§ **Collected data**:

====

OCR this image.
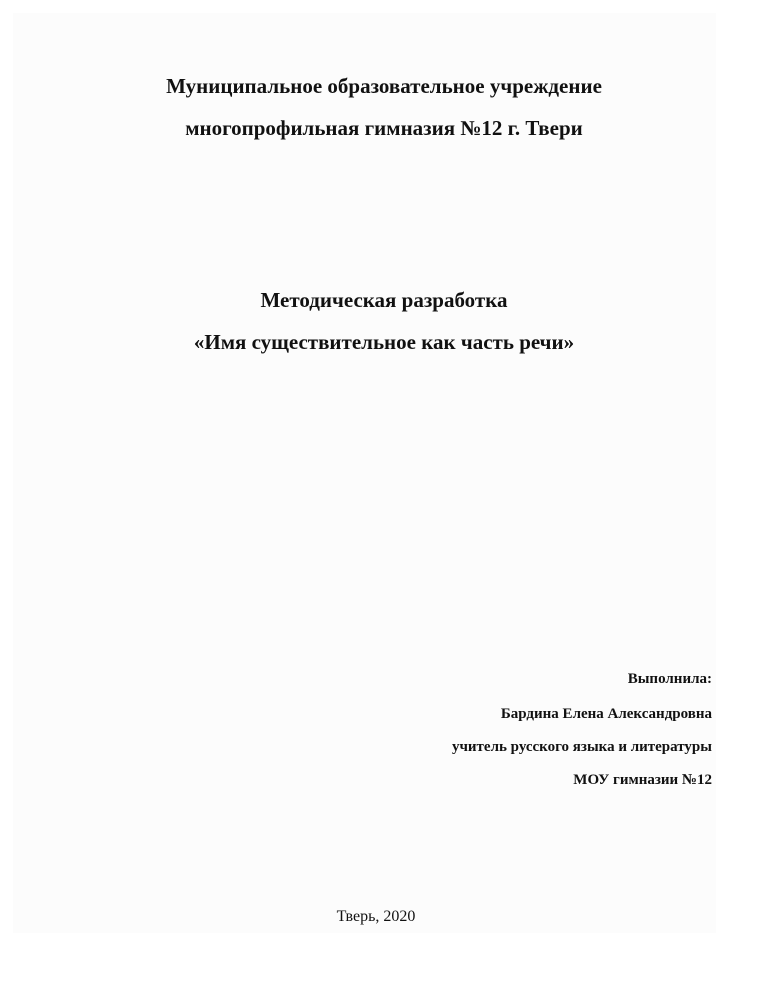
Муниципальное образовательное учреждение
многопрофильная гимназия №12 г. Твери
Методическая разработка
«Имя существительное как часть речи»
Выполнила:
Бардина Елена Александровна
учитель русского языка и литературы
МОУ гимназии №12
Тверь, 2020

====

§ **Work to complete**: Transcribe the whole listing exactly. Pictures stay out of your copy.

§ **Full response**:
OCR this image.
Муниципальное образовательное учреждение
многопрофильная гимназия №12 г. Твери
Методическая разработка
«Имя существительное как часть речи»
Выполнила:
Бардина Елена Александровна
учитель русского языка и литературы
МОУ гимназии №12
Тверь, 2020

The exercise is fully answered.